* What needs to be done
Look through the lines below and extract each one that contains "ställda".

* Study material
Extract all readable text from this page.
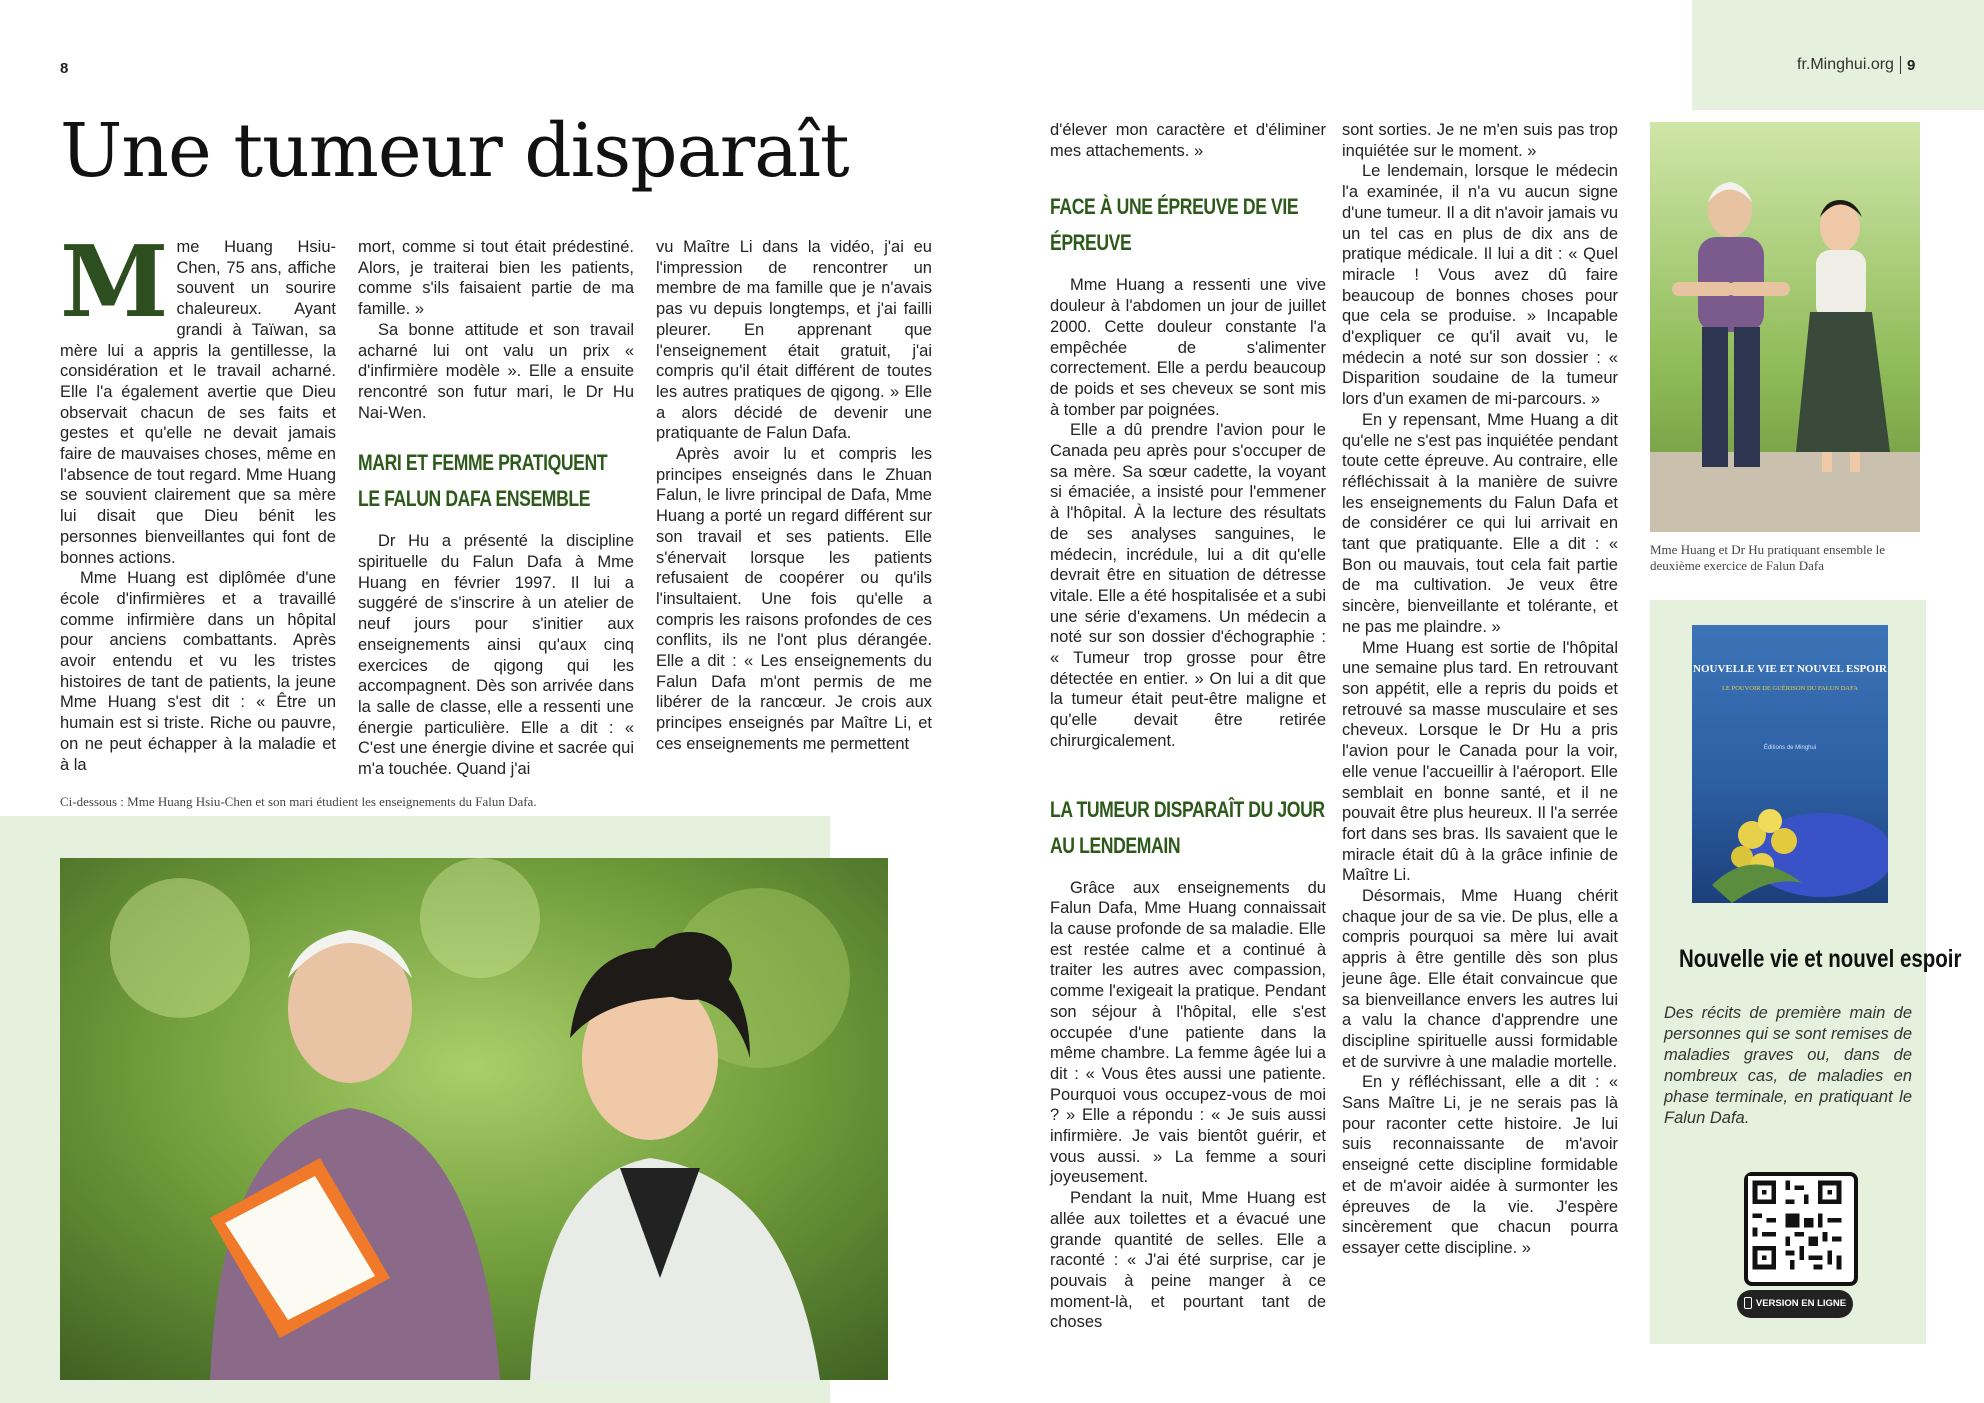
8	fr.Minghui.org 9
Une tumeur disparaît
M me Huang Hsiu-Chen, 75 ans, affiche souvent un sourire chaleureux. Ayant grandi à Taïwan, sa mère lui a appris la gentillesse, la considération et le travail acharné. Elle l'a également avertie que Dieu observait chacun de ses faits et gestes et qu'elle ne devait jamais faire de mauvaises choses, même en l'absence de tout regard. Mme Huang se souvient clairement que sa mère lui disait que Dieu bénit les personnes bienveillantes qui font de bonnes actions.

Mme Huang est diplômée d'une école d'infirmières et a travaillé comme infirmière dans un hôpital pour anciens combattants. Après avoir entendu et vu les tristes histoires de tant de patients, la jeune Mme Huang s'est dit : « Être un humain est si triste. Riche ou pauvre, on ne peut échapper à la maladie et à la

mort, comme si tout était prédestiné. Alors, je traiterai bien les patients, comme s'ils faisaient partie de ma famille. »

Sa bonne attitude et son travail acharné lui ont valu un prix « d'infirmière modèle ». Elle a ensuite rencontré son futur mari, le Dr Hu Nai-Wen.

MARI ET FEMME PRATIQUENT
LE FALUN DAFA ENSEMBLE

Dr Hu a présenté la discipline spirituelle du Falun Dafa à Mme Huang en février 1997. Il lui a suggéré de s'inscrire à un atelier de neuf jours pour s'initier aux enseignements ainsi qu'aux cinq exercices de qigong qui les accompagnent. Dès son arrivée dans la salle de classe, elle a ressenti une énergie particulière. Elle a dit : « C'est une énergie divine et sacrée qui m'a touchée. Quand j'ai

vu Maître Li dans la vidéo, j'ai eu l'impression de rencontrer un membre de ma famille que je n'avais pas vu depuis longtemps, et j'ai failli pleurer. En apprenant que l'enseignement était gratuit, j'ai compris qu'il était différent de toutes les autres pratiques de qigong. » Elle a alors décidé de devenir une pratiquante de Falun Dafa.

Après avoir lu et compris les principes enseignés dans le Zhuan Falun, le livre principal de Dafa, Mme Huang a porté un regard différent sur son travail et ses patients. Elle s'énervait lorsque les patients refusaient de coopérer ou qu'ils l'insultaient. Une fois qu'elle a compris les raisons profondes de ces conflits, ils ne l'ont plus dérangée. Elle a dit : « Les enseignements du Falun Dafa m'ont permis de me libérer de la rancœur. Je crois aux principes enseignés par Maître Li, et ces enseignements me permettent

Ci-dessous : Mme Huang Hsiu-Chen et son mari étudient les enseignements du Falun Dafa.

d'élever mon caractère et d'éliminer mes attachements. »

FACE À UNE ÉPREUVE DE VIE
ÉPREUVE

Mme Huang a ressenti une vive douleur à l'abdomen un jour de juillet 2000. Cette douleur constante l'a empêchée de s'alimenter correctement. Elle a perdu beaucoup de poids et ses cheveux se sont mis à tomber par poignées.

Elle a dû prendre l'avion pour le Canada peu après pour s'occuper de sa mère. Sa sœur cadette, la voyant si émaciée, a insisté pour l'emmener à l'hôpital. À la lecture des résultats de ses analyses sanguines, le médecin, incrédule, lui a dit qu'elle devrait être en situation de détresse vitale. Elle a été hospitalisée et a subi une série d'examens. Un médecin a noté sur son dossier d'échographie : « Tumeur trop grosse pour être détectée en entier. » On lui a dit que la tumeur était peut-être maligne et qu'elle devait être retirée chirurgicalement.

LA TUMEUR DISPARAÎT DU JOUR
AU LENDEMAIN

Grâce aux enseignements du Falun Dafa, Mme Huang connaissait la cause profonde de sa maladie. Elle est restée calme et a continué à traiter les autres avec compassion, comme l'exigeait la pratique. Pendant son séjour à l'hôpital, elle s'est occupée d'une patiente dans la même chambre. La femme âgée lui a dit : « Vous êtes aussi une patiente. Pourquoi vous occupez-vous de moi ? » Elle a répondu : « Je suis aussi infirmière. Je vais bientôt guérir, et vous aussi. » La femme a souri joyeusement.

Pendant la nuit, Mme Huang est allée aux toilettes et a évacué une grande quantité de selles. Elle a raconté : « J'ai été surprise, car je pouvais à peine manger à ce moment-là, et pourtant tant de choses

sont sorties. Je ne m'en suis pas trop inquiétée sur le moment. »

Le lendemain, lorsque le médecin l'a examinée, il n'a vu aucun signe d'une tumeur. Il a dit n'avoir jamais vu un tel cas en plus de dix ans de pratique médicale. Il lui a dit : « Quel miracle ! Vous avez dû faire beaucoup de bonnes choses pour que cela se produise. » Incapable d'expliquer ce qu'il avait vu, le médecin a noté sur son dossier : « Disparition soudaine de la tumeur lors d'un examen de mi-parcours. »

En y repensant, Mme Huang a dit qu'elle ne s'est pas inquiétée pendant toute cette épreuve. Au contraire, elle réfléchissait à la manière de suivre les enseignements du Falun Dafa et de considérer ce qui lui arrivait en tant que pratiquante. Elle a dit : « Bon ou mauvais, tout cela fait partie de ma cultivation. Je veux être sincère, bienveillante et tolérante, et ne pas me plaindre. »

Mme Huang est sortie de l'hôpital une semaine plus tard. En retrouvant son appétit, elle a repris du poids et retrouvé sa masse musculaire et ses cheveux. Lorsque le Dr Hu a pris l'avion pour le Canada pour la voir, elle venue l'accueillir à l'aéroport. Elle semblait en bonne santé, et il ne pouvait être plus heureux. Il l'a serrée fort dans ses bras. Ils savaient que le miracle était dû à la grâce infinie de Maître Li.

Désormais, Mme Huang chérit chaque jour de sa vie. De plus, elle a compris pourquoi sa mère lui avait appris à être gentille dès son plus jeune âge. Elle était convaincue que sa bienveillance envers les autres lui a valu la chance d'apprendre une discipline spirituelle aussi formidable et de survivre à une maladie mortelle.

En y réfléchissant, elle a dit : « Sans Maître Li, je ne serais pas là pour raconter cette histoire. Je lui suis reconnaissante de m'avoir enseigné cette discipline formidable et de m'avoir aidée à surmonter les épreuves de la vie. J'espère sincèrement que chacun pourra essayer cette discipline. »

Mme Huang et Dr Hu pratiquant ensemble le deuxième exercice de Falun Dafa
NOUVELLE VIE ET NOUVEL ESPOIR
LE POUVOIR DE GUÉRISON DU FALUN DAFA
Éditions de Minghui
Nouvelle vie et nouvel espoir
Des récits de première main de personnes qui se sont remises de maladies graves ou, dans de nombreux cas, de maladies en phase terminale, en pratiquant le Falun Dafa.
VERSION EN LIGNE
...
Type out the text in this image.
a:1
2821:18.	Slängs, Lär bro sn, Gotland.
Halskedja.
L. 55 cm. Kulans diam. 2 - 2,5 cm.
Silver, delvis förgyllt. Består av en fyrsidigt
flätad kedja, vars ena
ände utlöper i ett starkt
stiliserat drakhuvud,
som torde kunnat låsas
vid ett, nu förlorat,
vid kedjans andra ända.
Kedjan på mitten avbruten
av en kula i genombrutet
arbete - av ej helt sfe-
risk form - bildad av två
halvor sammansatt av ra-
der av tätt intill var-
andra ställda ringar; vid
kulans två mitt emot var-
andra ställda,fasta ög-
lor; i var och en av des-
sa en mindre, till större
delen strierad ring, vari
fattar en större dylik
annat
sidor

* Solution to this exercise
andra ställda ringar; vid
andra ställda,fasta ög-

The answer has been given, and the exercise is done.